> WHAT NEEDS TO BE DONE:
Return all lines with the word "nickname" in them.

--- START OF DATA SUPPLIED ---

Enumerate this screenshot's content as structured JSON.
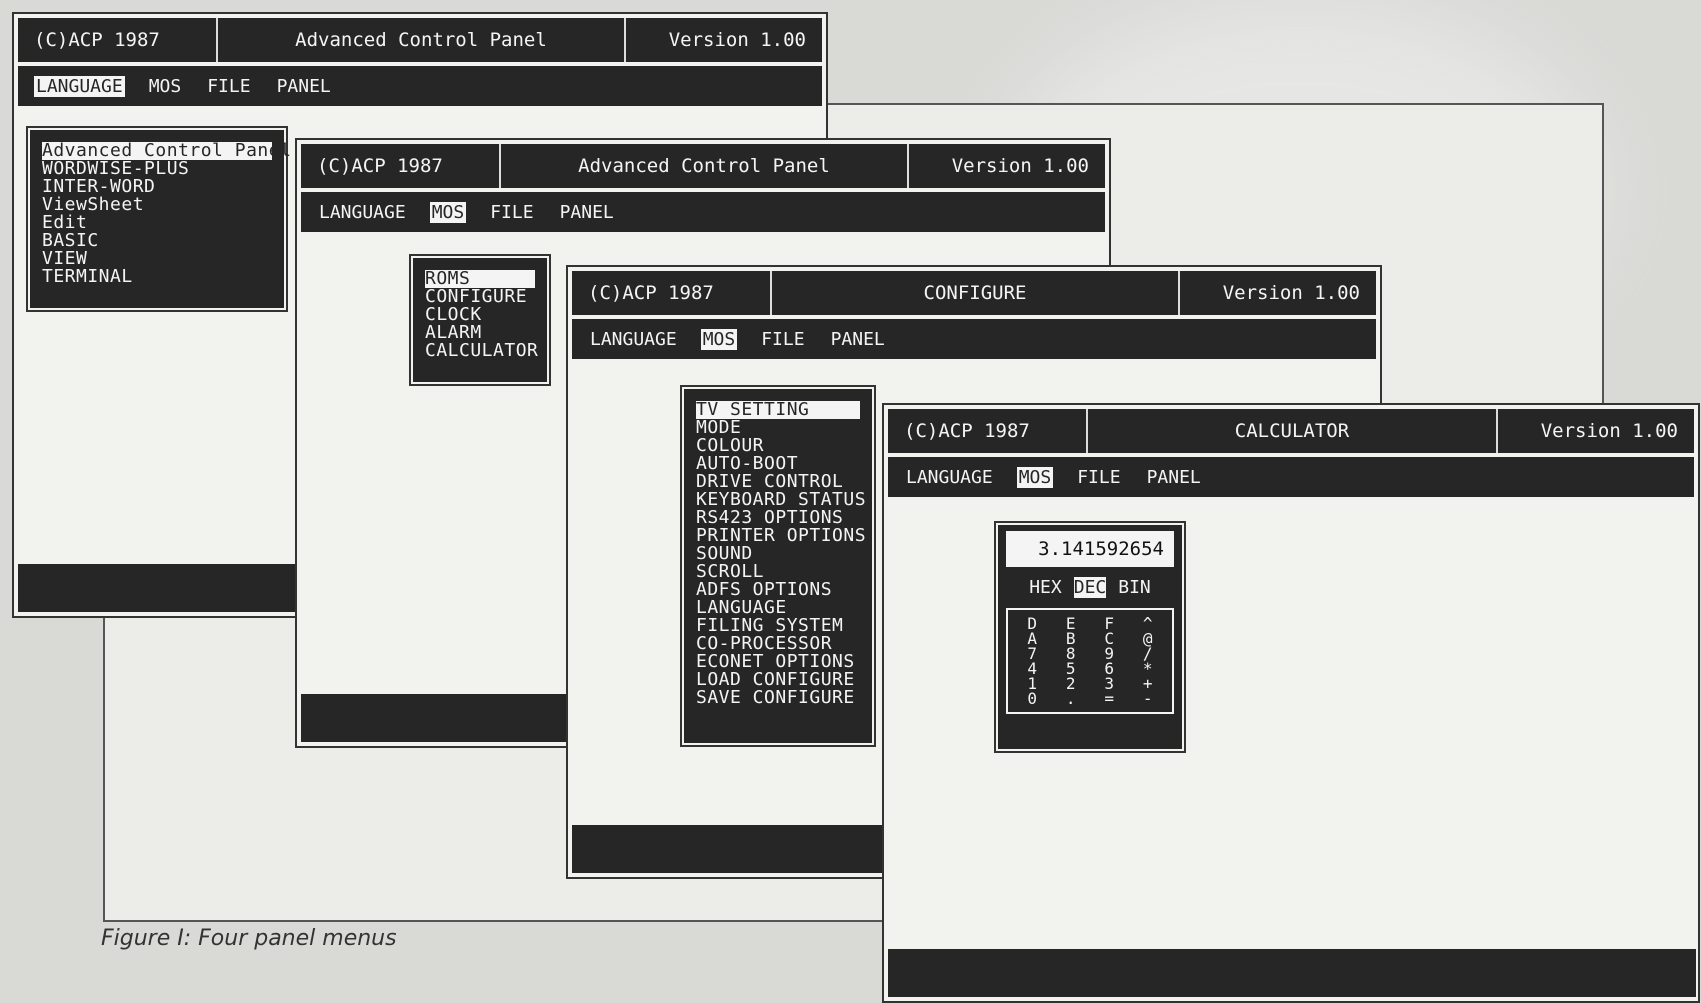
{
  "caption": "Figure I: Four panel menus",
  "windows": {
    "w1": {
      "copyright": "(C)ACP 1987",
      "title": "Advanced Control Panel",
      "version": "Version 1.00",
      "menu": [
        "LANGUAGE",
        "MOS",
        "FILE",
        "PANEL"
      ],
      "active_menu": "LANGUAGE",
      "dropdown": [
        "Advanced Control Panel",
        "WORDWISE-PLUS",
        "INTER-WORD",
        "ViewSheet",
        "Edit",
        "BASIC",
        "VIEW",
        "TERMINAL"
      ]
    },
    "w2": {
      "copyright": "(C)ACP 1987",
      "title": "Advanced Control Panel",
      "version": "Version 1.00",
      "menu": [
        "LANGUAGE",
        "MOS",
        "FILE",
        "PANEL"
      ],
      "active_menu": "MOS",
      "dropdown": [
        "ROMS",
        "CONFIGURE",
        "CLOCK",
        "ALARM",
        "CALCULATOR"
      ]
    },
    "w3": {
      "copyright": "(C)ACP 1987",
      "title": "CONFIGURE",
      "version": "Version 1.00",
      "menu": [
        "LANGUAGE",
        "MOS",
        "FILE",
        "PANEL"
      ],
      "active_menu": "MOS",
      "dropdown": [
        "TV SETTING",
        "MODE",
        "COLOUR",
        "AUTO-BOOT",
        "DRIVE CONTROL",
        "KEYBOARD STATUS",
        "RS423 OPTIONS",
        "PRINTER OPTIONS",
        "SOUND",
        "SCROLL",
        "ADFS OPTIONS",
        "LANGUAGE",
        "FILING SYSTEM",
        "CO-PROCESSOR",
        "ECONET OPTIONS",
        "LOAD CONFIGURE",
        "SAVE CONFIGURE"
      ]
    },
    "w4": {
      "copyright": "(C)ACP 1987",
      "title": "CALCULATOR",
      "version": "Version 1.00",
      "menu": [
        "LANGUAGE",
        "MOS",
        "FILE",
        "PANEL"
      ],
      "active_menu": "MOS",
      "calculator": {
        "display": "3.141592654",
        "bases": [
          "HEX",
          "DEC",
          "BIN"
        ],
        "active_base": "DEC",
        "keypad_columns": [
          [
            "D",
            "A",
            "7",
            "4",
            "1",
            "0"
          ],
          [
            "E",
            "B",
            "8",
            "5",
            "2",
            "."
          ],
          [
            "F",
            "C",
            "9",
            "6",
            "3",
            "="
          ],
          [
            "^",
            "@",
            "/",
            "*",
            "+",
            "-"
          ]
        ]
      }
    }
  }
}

--- END OF DATA SUPPLIED ---
--- START OF DATA SUPPLIED ---

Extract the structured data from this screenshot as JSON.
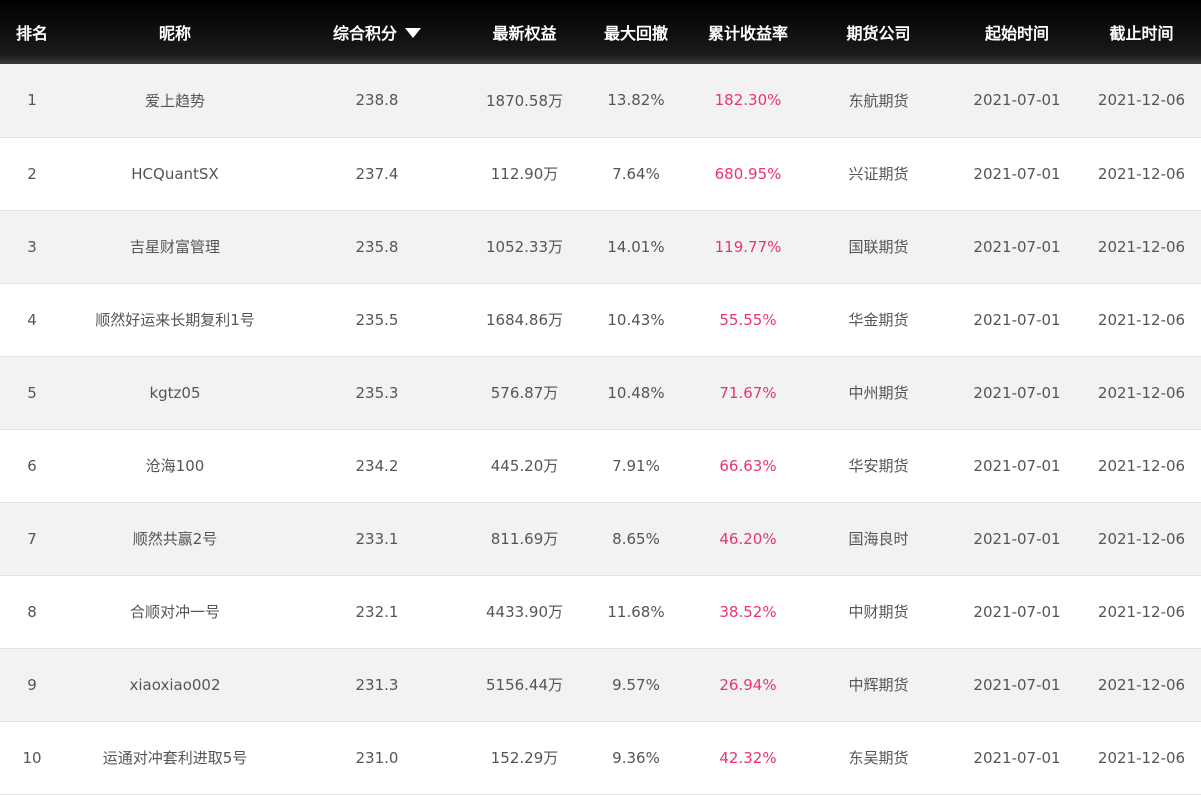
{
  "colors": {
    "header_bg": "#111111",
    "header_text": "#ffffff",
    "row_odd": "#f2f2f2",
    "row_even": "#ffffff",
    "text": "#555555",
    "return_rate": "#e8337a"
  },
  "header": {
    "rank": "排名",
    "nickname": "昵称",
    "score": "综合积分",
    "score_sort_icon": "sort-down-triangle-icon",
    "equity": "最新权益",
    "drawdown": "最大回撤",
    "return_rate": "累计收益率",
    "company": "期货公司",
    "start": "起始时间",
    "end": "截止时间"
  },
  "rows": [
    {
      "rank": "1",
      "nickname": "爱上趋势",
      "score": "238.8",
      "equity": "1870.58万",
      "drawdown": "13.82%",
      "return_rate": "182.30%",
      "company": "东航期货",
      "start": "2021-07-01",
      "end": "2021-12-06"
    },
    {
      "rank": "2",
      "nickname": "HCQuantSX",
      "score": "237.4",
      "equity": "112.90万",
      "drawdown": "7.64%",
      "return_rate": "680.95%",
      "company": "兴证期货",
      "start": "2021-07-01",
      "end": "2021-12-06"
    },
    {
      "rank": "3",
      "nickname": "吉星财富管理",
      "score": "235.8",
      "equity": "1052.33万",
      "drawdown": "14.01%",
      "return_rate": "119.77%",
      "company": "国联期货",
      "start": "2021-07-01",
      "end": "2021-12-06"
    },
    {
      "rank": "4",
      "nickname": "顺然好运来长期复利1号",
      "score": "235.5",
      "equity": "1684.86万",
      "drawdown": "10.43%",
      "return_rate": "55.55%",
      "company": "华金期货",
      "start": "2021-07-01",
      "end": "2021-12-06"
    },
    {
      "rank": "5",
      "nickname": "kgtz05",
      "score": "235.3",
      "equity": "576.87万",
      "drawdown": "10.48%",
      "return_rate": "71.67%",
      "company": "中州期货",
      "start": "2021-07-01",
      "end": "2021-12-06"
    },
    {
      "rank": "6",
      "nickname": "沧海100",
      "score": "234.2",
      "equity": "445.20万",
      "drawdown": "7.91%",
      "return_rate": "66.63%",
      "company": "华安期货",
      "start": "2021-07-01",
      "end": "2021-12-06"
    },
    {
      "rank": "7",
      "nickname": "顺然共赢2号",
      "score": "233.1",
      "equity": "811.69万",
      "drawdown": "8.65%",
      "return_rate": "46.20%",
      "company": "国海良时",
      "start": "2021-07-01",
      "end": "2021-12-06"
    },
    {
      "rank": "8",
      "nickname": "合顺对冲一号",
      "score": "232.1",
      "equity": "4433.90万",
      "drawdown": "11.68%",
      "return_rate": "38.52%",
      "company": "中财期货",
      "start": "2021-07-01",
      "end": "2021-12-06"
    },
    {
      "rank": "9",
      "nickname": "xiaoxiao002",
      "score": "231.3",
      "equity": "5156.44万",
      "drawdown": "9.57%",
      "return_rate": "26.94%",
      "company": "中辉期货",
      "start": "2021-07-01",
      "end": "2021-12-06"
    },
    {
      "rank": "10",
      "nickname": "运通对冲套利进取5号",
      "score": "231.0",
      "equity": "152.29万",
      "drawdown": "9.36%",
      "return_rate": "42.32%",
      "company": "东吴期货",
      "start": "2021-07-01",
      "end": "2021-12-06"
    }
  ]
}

--- END OF DATA SUPPLIED ---

> TASK RESPONSE:
    "nickname": "昵称",
      "nickname": "爱上趋势",
      "nickname": "HCQuantSX",
      "nickname": "吉星财富管理",
      "nickname": "顺然好运来长期复利1号",
      "nickname": "kgtz05",
      "nickname": "沧海100",
      "nickname": "顺然共赢2号",
      "nickname": "合顺对冲一号",
      "nickname": "xiaoxiao002",
      "nickname": "运通对冲套利进取5号",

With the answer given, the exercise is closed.